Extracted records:
------------------------------------------------
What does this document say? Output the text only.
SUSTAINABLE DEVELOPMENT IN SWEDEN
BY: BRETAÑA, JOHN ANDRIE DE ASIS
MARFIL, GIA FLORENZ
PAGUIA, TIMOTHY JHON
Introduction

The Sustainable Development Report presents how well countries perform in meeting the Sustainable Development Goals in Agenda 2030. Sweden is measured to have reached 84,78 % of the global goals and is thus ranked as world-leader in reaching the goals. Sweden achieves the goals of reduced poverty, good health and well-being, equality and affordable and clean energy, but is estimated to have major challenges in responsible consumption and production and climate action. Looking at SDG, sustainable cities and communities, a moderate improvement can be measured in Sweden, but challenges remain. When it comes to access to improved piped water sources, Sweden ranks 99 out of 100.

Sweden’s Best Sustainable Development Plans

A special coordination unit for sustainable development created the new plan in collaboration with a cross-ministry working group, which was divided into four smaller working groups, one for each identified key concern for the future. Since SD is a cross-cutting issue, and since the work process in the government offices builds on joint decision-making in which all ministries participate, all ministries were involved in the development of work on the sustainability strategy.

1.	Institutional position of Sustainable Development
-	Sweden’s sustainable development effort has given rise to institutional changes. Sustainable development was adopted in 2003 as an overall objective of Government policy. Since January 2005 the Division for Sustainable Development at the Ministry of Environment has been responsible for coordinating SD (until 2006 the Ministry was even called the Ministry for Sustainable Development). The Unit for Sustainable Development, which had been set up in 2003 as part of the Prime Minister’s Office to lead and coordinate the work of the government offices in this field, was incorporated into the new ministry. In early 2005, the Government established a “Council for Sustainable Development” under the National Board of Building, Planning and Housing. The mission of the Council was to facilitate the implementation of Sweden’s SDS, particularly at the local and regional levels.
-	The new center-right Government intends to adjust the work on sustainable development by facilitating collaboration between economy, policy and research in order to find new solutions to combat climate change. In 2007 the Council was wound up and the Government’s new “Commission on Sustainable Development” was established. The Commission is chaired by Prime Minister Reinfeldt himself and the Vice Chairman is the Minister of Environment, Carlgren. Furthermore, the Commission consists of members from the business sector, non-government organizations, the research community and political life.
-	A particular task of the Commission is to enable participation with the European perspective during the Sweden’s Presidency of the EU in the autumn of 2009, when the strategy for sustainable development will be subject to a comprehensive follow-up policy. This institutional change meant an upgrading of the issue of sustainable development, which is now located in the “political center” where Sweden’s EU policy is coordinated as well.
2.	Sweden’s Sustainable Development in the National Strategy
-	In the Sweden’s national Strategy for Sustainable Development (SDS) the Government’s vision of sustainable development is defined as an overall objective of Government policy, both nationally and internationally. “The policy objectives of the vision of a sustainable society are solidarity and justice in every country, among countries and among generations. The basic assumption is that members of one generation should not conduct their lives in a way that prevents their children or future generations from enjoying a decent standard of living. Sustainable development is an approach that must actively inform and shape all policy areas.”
------------------------------------------------
Your task is to output the full set of records exactly as presented.

_EXPECTED OUTPUT_:
What does this document say? Output the text only.
SUSTAINABLE DEVELOPMENT IN SWEDEN
BY: BRETAÑA, JOHN ANDRIE DE ASIS
MARFIL, GIA FLORENZ
PAGUIA, TIMOTHY JHON
Introduction

The Sustainable Development Report presents how well countries perform in meeting the Sustainable Development Goals in Agenda 2030. Sweden is measured to have reached 84,78 % of the global goals and is thus ranked as world-leader in reaching the goals. Sweden achieves the goals of reduced poverty, good health and well-being, equality and affordable and clean energy, but is estimated to have major challenges in responsible consumption and production and climate action. Looking at SDG, sustainable cities and communities, a moderate improvement can be measured in Sweden, but challenges remain. When it comes to access to improved piped water sources, Sweden ranks 99 out of 100.

Sweden’s Best Sustainable Development Plans

A special coordination unit for sustainable development created the new plan in collaboration with a cross-ministry working group, which was divided into four smaller working groups, one for each identified key concern for the future. Since SD is a cross-cutting issue, and since the work process in the government offices builds on joint decision-making in which all ministries participate, all ministries were involved in the development of work on the sustainability strategy.

1.	Institutional position of Sustainable Development
-	Sweden’s sustainable development effort has given rise to institutional changes. Sustainable development was adopted in 2003 as an overall objective of Government policy. Since January 2005 the Division for Sustainable Development at the Ministry of Environment has been responsible for coordinating SD (until 2006 the Ministry was even called the Ministry for Sustainable Development). The Unit for Sustainable Development, which had been set up in 2003 as part of the Prime Minister’s Office to lead and coordinate the work of the government offices in this field, was incorporated into the new ministry. In early 2005, the Government established a “Council for Sustainable Development” under the National Board of Building, Planning and Housing. The mission of the Council was to facilitate the implementation of Sweden’s SDS, particularly at the local and regional levels.
-	The new center-right Government intends to adjust the work on sustainable development by facilitating collaboration between economy, policy and research in order to find new solutions to combat climate change. In 2007 the Council was wound up and the Government’s new “Commission on Sustainable Development” was established. The Commission is chaired by Prime Minister Reinfeldt himself and the Vice Chairman is the Minister of Environment, Carlgren. Furthermore, the Commission consists of members from the business sector, non-government organizations, the research community and political life.
-	A particular task of the Commission is to enable participation with the European perspective during the Sweden’s Presidency of the EU in the autumn of 2009, when the strategy for sustainable development will be subject to a comprehensive follow-up policy. This institutional change meant an upgrading of the issue of sustainable development, which is now located in the “political center” where Sweden’s EU policy is coordinated as well.
2.	Sweden’s Sustainable Development in the National Strategy
-	In the Sweden’s national Strategy for Sustainable Development (SDS) the Government’s vision of sustainable development is defined as an overall objective of Government policy, both nationally and internationally. “The policy objectives of the vision of a sustainable society are solidarity and justice in every country, among countries and among generations. The basic assumption is that members of one generation should not conduct their lives in a way that prevents their children or future generations from enjoying a decent standard of living. Sustainable development is an approach that must actively inform and shape all policy areas.”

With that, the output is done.